[What you are asked to do]: Retype the whole listing verbatim and keep the pictures out of it.

[Input for this task]:
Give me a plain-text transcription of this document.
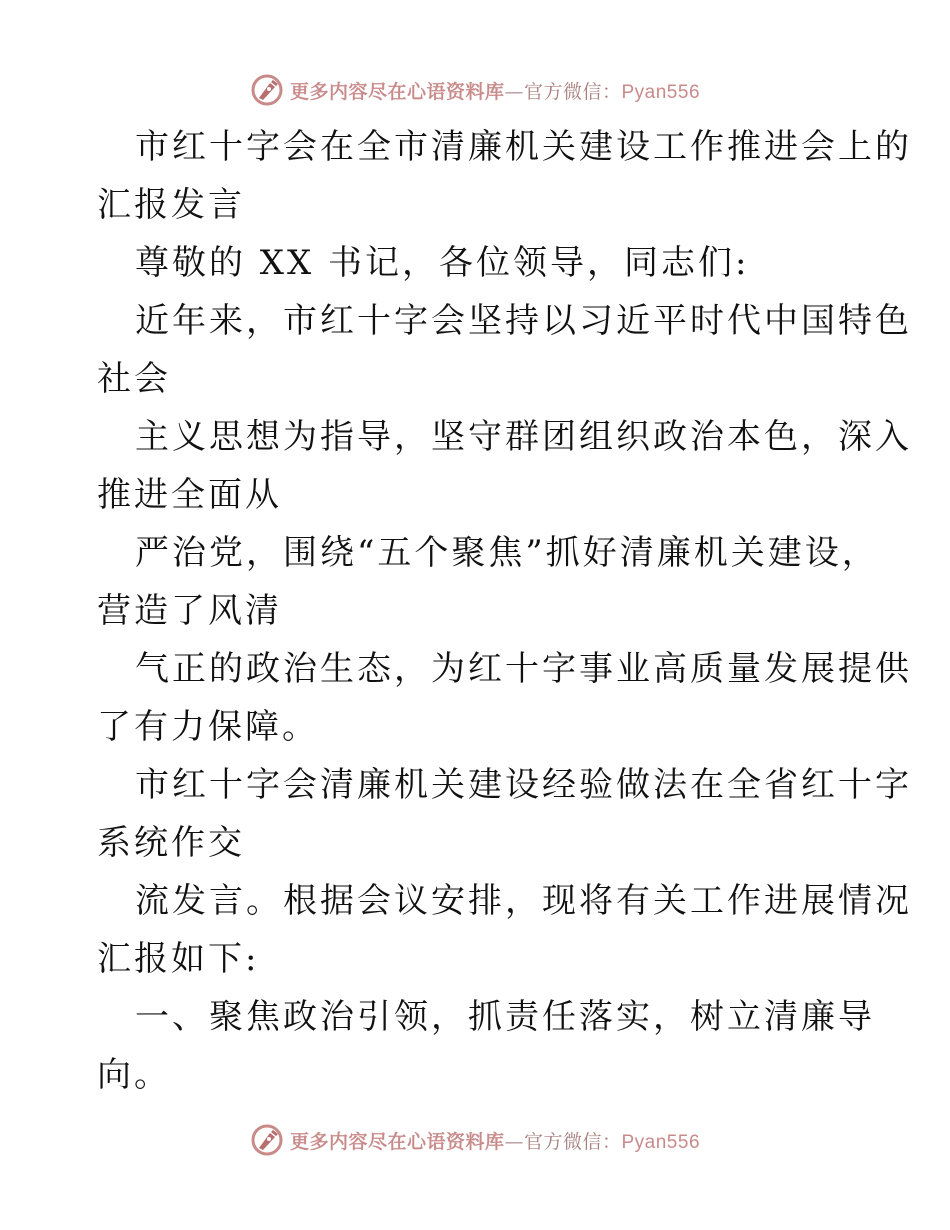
更多内容尽在心语资料库—官方微信：Pyan556
市红十字会在全市清廉机关建设工作推进会上的
汇报发言
尊敬的 XX 书记，各位领导，同志们:
近年来，市红十字会坚持以习近平时代中国特色
社会
主义思想为指导，坚守群团组织政治本色，深入
推进全面从
严治党，围绕“五个聚焦”抓好清廉机关建设，
营造了风清
气正的政治生态，为红十字事业高质量发展提供
了有力保障。
市红十字会清廉机关建设经验做法在全省红十字
系统作交
流发言。根据会议安排，现将有关工作进展情况
汇报如下:
一、聚焦政治引领，抓责任落实，树立清廉导
向。
更多内容尽在心语资料库—官方微信：Pyan556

[Answer for this exercise]:
Give me a plain-text transcription of this document.
更多内容尽在心语资料库—官方微信：Pyan556
市红十字会在全市清廉机关建设工作推进会上的
汇报发言
尊敬的 XX 书记，各位领导，同志们:
近年来，市红十字会坚持以习近平时代中国特色
社会
主义思想为指导，坚守群团组织政治本色，深入
推进全面从
严治党，围绕“五个聚焦”抓好清廉机关建设，
营造了风清
气正的政治生态，为红十字事业高质量发展提供
了有力保障。
市红十字会清廉机关建设经验做法在全省红十字
系统作交
流发言。根据会议安排，现将有关工作进展情况
汇报如下:
一、聚焦政治引领，抓责任落实，树立清廉导
向。
更多内容尽在心语资料库—官方微信：Pyan556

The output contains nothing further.